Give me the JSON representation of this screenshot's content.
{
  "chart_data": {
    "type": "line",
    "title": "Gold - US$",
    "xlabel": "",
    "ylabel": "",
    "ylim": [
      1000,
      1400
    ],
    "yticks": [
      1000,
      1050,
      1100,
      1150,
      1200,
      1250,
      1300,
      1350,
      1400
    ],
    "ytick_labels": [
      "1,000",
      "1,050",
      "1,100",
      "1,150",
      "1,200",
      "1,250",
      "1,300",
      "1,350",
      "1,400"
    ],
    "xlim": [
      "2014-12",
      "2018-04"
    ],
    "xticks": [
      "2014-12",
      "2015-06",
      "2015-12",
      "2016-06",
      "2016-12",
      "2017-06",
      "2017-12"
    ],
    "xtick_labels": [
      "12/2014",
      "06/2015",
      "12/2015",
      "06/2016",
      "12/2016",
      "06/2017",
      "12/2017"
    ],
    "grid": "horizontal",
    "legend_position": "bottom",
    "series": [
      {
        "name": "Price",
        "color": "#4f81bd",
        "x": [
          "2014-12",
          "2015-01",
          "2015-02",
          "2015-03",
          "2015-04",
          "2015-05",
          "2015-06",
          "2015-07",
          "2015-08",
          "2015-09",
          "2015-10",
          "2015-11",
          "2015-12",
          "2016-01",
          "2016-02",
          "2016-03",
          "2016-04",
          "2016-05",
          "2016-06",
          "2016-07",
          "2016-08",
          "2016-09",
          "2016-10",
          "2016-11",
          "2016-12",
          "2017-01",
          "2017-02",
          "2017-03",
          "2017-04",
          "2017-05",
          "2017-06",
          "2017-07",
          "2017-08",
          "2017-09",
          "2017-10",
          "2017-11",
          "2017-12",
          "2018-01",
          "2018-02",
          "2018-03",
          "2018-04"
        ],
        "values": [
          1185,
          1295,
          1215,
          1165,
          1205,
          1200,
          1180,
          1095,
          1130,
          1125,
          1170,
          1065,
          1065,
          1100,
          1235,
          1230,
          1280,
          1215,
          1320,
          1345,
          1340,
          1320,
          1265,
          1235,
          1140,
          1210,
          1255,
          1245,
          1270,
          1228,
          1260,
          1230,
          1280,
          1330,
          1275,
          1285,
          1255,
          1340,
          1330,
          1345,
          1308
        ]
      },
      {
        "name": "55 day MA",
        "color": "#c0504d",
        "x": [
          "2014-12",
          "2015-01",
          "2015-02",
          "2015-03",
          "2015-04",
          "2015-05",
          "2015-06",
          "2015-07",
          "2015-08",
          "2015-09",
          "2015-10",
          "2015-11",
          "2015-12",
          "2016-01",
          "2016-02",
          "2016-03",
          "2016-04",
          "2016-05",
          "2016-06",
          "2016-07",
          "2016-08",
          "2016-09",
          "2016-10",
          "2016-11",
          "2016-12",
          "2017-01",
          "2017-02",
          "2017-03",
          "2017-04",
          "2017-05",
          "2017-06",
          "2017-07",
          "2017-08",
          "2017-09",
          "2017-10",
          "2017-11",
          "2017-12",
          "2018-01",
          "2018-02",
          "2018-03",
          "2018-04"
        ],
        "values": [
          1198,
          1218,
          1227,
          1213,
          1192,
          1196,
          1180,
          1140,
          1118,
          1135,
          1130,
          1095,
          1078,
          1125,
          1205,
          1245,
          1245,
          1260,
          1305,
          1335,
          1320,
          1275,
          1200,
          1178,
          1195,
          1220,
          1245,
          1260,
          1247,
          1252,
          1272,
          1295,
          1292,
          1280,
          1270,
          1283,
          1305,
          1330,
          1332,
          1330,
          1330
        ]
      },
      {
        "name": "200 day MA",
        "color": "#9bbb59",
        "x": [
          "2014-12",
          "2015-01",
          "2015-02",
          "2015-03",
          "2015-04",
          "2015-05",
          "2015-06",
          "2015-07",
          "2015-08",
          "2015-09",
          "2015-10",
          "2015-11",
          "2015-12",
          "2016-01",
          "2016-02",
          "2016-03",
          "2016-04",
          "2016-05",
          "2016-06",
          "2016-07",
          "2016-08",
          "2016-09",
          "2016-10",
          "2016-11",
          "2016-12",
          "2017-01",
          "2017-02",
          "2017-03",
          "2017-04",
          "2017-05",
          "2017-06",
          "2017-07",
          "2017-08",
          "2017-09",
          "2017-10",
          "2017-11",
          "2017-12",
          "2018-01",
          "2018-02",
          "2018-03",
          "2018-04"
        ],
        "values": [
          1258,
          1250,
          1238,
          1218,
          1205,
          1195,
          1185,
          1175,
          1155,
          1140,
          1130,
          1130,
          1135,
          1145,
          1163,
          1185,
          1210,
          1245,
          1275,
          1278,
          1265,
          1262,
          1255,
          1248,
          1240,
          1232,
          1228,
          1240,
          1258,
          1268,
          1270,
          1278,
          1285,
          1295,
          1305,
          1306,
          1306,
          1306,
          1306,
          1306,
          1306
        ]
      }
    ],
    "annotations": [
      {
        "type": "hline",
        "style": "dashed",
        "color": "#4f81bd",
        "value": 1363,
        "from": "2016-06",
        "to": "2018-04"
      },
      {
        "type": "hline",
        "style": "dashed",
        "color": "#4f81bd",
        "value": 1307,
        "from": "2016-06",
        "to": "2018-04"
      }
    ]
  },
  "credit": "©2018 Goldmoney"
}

^^^^^^^^^^^^^^^^

All records above must be set down exactly, please.

**Answer for this exercise:**
Give me the JSON representation of this screenshot's content.
{
  "chart_data": {
    "type": "line",
    "title": "Gold - US$",
    "xlabel": "",
    "ylabel": "",
    "ylim": [
      1000,
      1400
    ],
    "yticks": [
      1000,
      1050,
      1100,
      1150,
      1200,
      1250,
      1300,
      1350,
      1400
    ],
    "ytick_labels": [
      "1,000",
      "1,050",
      "1,100",
      "1,150",
      "1,200",
      "1,250",
      "1,300",
      "1,350",
      "1,400"
    ],
    "xlim": [
      "2014-12",
      "2018-04"
    ],
    "xticks": [
      "2014-12",
      "2015-06",
      "2015-12",
      "2016-06",
      "2016-12",
      "2017-06",
      "2017-12"
    ],
    "xtick_labels": [
      "12/2014",
      "06/2015",
      "12/2015",
      "06/2016",
      "12/2016",
      "06/2017",
      "12/2017"
    ],
    "grid": "horizontal",
    "legend_position": "bottom",
    "series": [
      {
        "name": "Price",
        "color": "#4f81bd",
        "x": [
          "2014-12",
          "2015-01",
          "2015-02",
          "2015-03",
          "2015-04",
          "2015-05",
          "2015-06",
          "2015-07",
          "2015-08",
          "2015-09",
          "2015-10",
          "2015-11",
          "2015-12",
          "2016-01",
          "2016-02",
          "2016-03",
          "2016-04",
          "2016-05",
          "2016-06",
          "2016-07",
          "2016-08",
          "2016-09",
          "2016-10",
          "2016-11",
          "2016-12",
          "2017-01",
          "2017-02",
          "2017-03",
          "2017-04",
          "2017-05",
          "2017-06",
          "2017-07",
          "2017-08",
          "2017-09",
          "2017-10",
          "2017-11",
          "2017-12",
          "2018-01",
          "2018-02",
          "2018-03",
          "2018-04"
        ],
        "values": [
          1185,
          1295,
          1215,
          1165,
          1205,
          1200,
          1180,
          1095,
          1130,
          1125,
          1170,
          1065,
          1065,
          1100,
          1235,
          1230,
          1280,
          1215,
          1320,
          1345,
          1340,
          1320,
          1265,
          1235,
          1140,
          1210,
          1255,
          1245,
          1270,
          1228,
          1260,
          1230,
          1280,
          1330,
          1275,
          1285,
          1255,
          1340,
          1330,
          1345,
          1308
        ]
      },
      {
        "name": "55 day MA",
        "color": "#c0504d",
        "x": [
          "2014-12",
          "2015-01",
          "2015-02",
          "2015-03",
          "2015-04",
          "2015-05",
          "2015-06",
          "2015-07",
          "2015-08",
          "2015-09",
          "2015-10",
          "2015-11",
          "2015-12",
          "2016-01",
          "2016-02",
          "2016-03",
          "2016-04",
          "2016-05",
          "2016-06",
          "2016-07",
          "2016-08",
          "2016-09",
          "2016-10",
          "2016-11",
          "2016-12",
          "2017-01",
          "2017-02",
          "2017-03",
          "2017-04",
          "2017-05",
          "2017-06",
          "2017-07",
          "2017-08",
          "2017-09",
          "2017-10",
          "2017-11",
          "2017-12",
          "2018-01",
          "2018-02",
          "2018-03",
          "2018-04"
        ],
        "values": [
          1198,
          1218,
          1227,
          1213,
          1192,
          1196,
          1180,
          1140,
          1118,
          1135,
          1130,
          1095,
          1078,
          1125,
          1205,
          1245,
          1245,
          1260,
          1305,
          1335,
          1320,
          1275,
          1200,
          1178,
          1195,
          1220,
          1245,
          1260,
          1247,
          1252,
          1272,
          1295,
          1292,
          1280,
          1270,
          1283,
          1305,
          1330,
          1332,
          1330,
          1330
        ]
      },
      {
        "name": "200 day MA",
        "color": "#9bbb59",
        "x": [
          "2014-12",
          "2015-01",
          "2015-02",
          "2015-03",
          "2015-04",
          "2015-05",
          "2015-06",
          "2015-07",
          "2015-08",
          "2015-09",
          "2015-10",
          "2015-11",
          "2015-12",
          "2016-01",
          "2016-02",
          "2016-03",
          "2016-04",
          "2016-05",
          "2016-06",
          "2016-07",
          "2016-08",
          "2016-09",
          "2016-10",
          "2016-11",
          "2016-12",
          "2017-01",
          "2017-02",
          "2017-03",
          "2017-04",
          "2017-05",
          "2017-06",
          "2017-07",
          "2017-08",
          "2017-09",
          "2017-10",
          "2017-11",
          "2017-12",
          "2018-01",
          "2018-02",
          "2018-03",
          "2018-04"
        ],
        "values": [
          1258,
          1250,
          1238,
          1218,
          1205,
          1195,
          1185,
          1175,
          1155,
          1140,
          1130,
          1130,
          1135,
          1145,
          1163,
          1185,
          1210,
          1245,
          1275,
          1278,
          1265,
          1262,
          1255,
          1248,
          1240,
          1232,
          1228,
          1240,
          1258,
          1268,
          1270,
          1278,
          1285,
          1295,
          1305,
          1306,
          1306,
          1306,
          1306,
          1306,
          1306
        ]
      }
    ],
    "annotations": [
      {
        "type": "hline",
        "style": "dashed",
        "color": "#4f81bd",
        "value": 1363,
        "from": "2016-06",
        "to": "2018-04"
      },
      {
        "type": "hline",
        "style": "dashed",
        "color": "#4f81bd",
        "value": 1307,
        "from": "2016-06",
        "to": "2018-04"
      }
    ]
  },
  "credit": "©2018 Goldmoney"
}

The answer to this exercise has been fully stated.